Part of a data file
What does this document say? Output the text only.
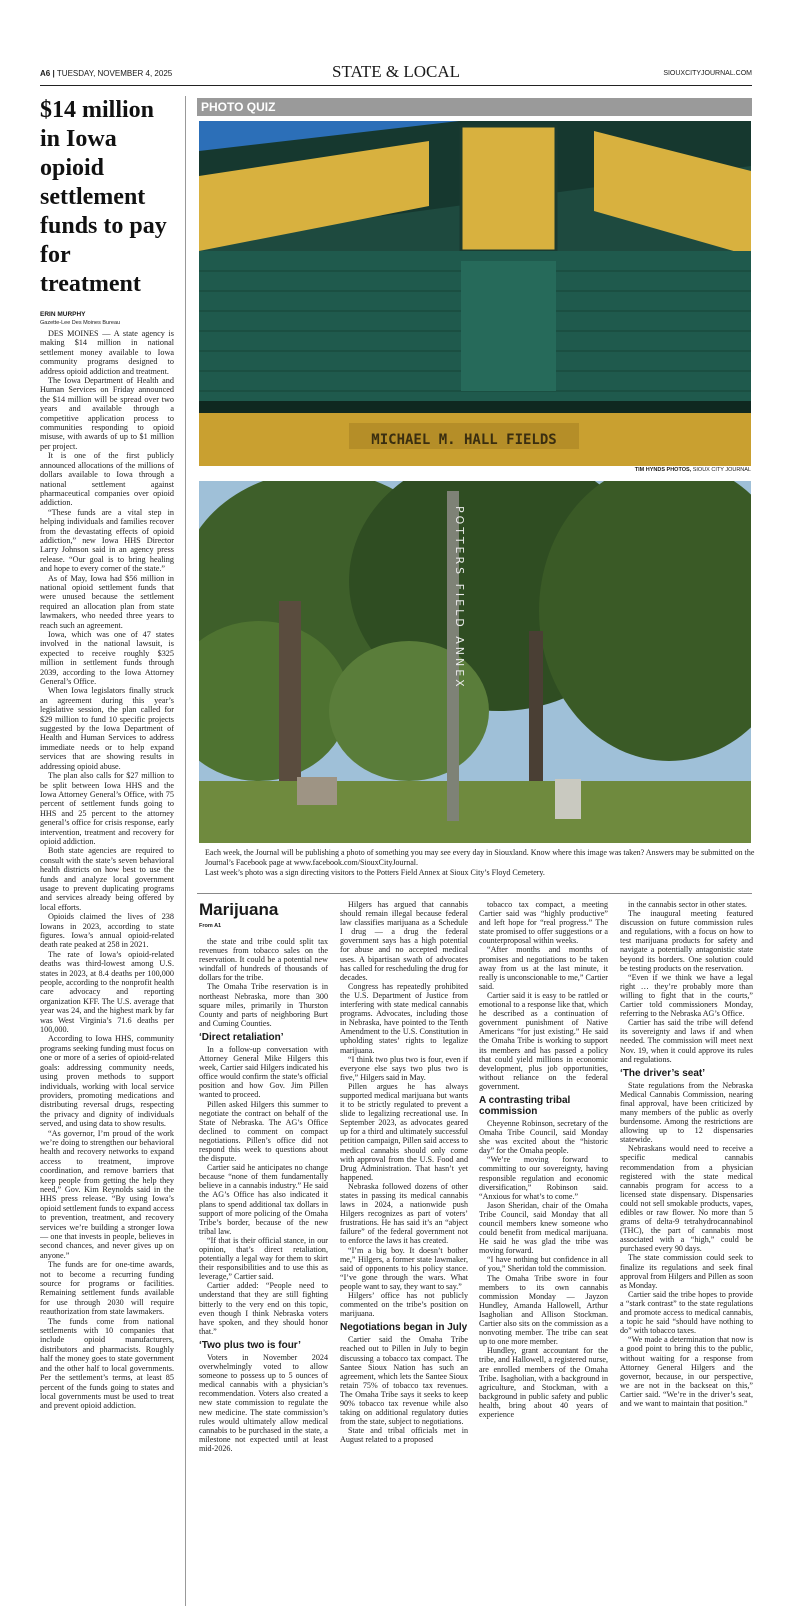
A6 | TUESDAY, NOVEMBER 4, 2025	STATE & LOCAL	SIOUXCITYJOURNAL.COM
$14 million in Iowa opioid settlement funds to pay for treatment

ERIN MURPHY

Gazette-Lee Des Moines Bureau

DES MOINES — A state agency is making $14 million in national settlement money available to Iowa community programs designed to address opioid addiction and treatment.

The Iowa Department of Health and Human Services on Friday announced the $14 million will be spread over two years and available through a competitive application process to communities responding to opioid misuse, with awards of up to $1 million per project.

It is one of the first publicly announced allocations of the millions of dollars available to Iowa through a national settlement against pharmaceutical companies over opioid addiction.

“These funds are a vital step in helping individuals and families recover from the devastating effects of opioid addiction,” new Iowa HHS Director Larry Johnson said in an agency press release. “Our goal is to bring healing and hope to every corner of the state.”

As of May, Iowa had $56 million in national opioid settlement funds that were unused because the settlement required an allocation plan from state lawmakers, who needed three years to reach such an agreement.

Iowa, which was one of 47 states involved in the national lawsuit, is expected to receive roughly $325 million in settlement funds through 2039, according to the Iowa Attorney General’s Office.

When Iowa legislators finally struck an agreement during this year’s legislative session, the plan called for $29 million to fund 10 specific projects suggested by the Iowa Department of Health and Human Services to address immediate needs or to help expand services that are showing results in addressing opioid abuse.

The plan also calls for $27 million to be split between Iowa HHS and the Iowa Attorney General’s Office, with 75 percent of settlement funds going to HHS and 25 percent to the attorney general’s office for crisis response, early intervention, treatment and recovery for opioid addiction.

Both state agencies are required to consult with the state’s seven behavioral health districts on how best to use the funds and analyze local government usage to prevent duplicating programs and services already being offered by local efforts.

Opioids claimed the lives of 238 Iowans in 2023, according to state figures. Iowa’s annual opioid-related death rate peaked at 258 in 2021.

The rate of Iowa’s opioid-related deaths was third-lowest among U.S. states in 2023, at 8.4 deaths per 100,000 people, according to the nonprofit health care advocacy and reporting organization KFF. The U.S. average that year was 24, and the highest mark by far was West Virginia’s 71.6 deaths per 100,000.

According to Iowa HHS, community programs seeking funding must focus on one or more of a series of opioid-related goals: addressing community needs, using proven methods to support individuals, working with local service providers, promoting medications and distributing reversal drugs, respecting the privacy and dignity of individuals served, and using data to show results.

“As governor, I’m proud of the work we’re doing to strengthen our behavioral health and recovery networks to expand access to treatment, improve coordination, and remove barriers that keep people from getting the help they need,” Gov. Kim Reynolds said in the HHS press release. “By using Iowa’s opioid settlement funds to expand access to prevention, treatment, and recovery services we’re building a stronger Iowa — one that invests in people, believes in second chances, and never gives up on anyone.”

The funds are for one-time awards, not to become a recurring funding source for programs or facilities. Remaining settlement funds available for use through 2030 will require reauthorization from state lawmakers.

The funds come from national settlements with 10 companies that include opioid manufacturers, distributors and pharmacists. Roughly half the money goes to state government and the other half to local governments. Per the settlement’s terms, at least 85 percent of the funds going to states and local governments must be used to treat and prevent opioid addiction.

PHOTO QUIZ
MICHAEL M. HALL FIELDS
TIM HYNDS PHOTOS, SIOUX CITY JOURNAL
POTTERS FIELD ANNEX

Each week, the Journal will be publishing a photo of something you may see every day in Siouxland. Know where this image was taken? Answers may be submitted on the Journal’s Facebook page at www.facebook.com/SiouxCityJournal.

Last week’s photo was a sign directing visitors to the Potters Field Annex at Sioux City’s Floyd Cemetery.

Marijuana
From A1

the state and tribe could split tax revenues from tobacco sales on the reservation. It could be a potential new windfall of hundreds of thousands of dollars for the tribe.

The Omaha Tribe reservation is in northeast Nebraska, more than 300 square miles, primarily in Thurston County and parts of neighboring Burt and Cuming Counties.

‘Direct retaliation’

In a follow-up conversation with Attorney General Mike Hilgers this week, Cartier said Hilgers indicated his office would confirm the state’s official position and how Gov. Jim Pillen wanted to proceed.

Pillen asked Hilgers this summer to negotiate the contract on behalf of the State of Nebraska. The AG’s Office declined to comment on compact negotiations. Pillen’s office did not respond this week to questions about the dispute.

Cartier said he anticipates no change because “none of them fundamentally believe in a cannabis industry.” He said the AG’s Office has also indicated it plans to spend additional tax dollars in support of more policing of the Omaha Tribe’s border, because of the new tribal law.

“If that is their official stance, in our opinion, that’s direct retaliation, potentially a legal way for them to skirt their responsibilities and to use this as leverage,” Cartier said.

Cartier added: “People need to understand that they are still fighting bitterly to the very end on this topic, even though I think Nebraska voters have spoken, and they should honor that.”

‘Two plus two is four’

Voters in November 2024 overwhelmingly voted to allow someone to possess up to 5 ounces of medical cannabis with a physician’s recommendation. Voters also created a new state commission to regulate the new medicine. The state commission’s rules would ultimately allow medical cannabis to be purchased in the state, a milestone not expected until at least mid-2026.

Hilgers has argued that cannabis should remain illegal because federal law classifies marijuana as a Schedule I drug — a drug the federal government says has a high potential for abuse and no accepted medical uses. A bipartisan swath of advocates has called for rescheduling the drug for decades.

Congress has repeatedly prohibited the U.S. Department of Justice from interfering with state medical cannabis programs. Advocates, including those in Nebraska, have pointed to the Tenth Amendment to the U.S. Constitution in upholding states’ rights to legalize marijuana.

“I think two plus two is four, even if everyone else says two plus two is five,” Hilgers said in May.

Pillen argues he has always supported medical marijuana but wants it to be strictly regulated to prevent a slide to legalizing recreational use. In September 2023, as advocates geared up for a third and ultimately successful petition campaign, Pillen said access to medical cannabis should only come with approval from the U.S. Food and Drug Administration. That hasn’t yet happened.

Nebraska followed dozens of other states in passing its medical cannabis laws in 2024, a nationwide push Hilgers recognizes as part of voters’ frustrations. He has said it’s an “abject failure” of the federal government not to enforce the laws it has created.

“I’m a big boy. It doesn’t bother me,” Hilgers, a former state lawmaker, said of opponents to his policy stance. “I’ve gone through the wars. What people want to say, they want to say.”

Hilgers’ office has not publicly commented on the tribe’s position on marijuana.

Negotiations began in July

Cartier said the Omaha Tribe reached out to Pillen in July to begin discussing a tobacco tax compact. The Santee Sioux Nation has such an agreement, which lets the Santee Sioux retain 75% of tobacco tax revenues. The Omaha Tribe says it seeks to keep 90% tobacco tax revenue while also taking on additional regulatory duties from the state, subject to negotiations.

State and tribal officials met in August related to a proposed

tobacco tax compact, a meeting Cartier said was “highly productive” and left hope for “real progress.” The state promised to offer suggestions or a counterproposal within weeks.

“After months and months of promises and negotiations to be taken away from us at the last minute, it really is unconscionable to me,” Cartier said.

Cartier said it is easy to be rattled or emotional to a response like that, which he described as a continuation of government punishment of Native Americans “for just existing.” He said the Omaha Tribe is working to support its members and has passed a policy that could yield millions in economic development, plus job opportunities, without reliance on the federal government.

A contrasting tribal commission

Cheyenne Robinson, secretary of the Omaha Tribe Council, said Monday she was excited about the “historic day” for the Omaha people.

“We’re moving forward to committing to our sovereignty, having responsible regulation and economic diversification,” Robinson said. “Anxious for what’s to come.”

Jason Sheridan, chair of the Omaha Tribe Council, said Monday that all council members knew someone who could benefit from medical marijuana. He said he was glad the tribe was moving forward.

“I have nothing but confidence in all of you,” Sheridan told the commission.

The Omaha Tribe swore in four members to its own cannabis commission Monday — Jayzon Hundley, Amanda Hallowell, Arthur Isagholian and Allison Stockman. Cartier also sits on the commission as a nonvoting member. The tribe can seat up to one more member.

Hundley, grant accountant for the tribe, and Hallowell, a registered nurse, are enrolled members of the Omaha Tribe. Isagholian, with a background in agriculture, and Stockman, with a background in public safety and public health, bring about 40 years of experience

in the cannabis sector in other states.

The inaugural meeting featured discussion on future commission rules and regulations, with a focus on how to test marijuana products for safety and navigate a potentially antagonistic state beyond its borders. One solution could be testing products on the reservation.

“Even if we think we have a legal right … they’re probably more than willing to fight that in the courts,” Cartier told commissioners Monday, referring to the Nebraska AG’s Office.

Cartier has said the tribe will defend its sovereignty and laws if and when needed. The commission will meet next Nov. 19, when it could approve its rules and regulations.

‘The driver’s seat’

State regulations from the Nebraska Medical Cannabis Commission, nearing final approval, have been criticized by many members of the public as overly burdensome. Among the restrictions are allowing up to 12 dispensaries statewide.

Nebraskans would need to receive a specific medical cannabis recommendation from a physician registered with the state medical cannabis program for access to a licensed state dispensary. Dispensaries could not sell smokable products, vapes, edibles or raw flower. No more than 5 grams of delta-9 tetrahydrocannabinol (THC), the part of cannabis most associated with a “high,” could be purchased every 90 days.

The state commission could seek to finalize its regulations and seek final approval from Hilgers and Pillen as soon as Monday.

Cartier said the tribe hopes to provide a “stark contrast” to the state regulations and promote access to medical cannabis, a topic he said “should have nothing to do” with tobacco taxes.

“We made a determination that now is a good point to bring this to the public, without waiting for a response from Attorney General Hilgers and the governor, because, in our perspective, we are not in the backseat on this,” Cartier said. “We’re in the driver’s seat, and we want to maintain that position.”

Short task
Lines containing the word "seat" are to be tallied; report only the total.

Response for this exercise
3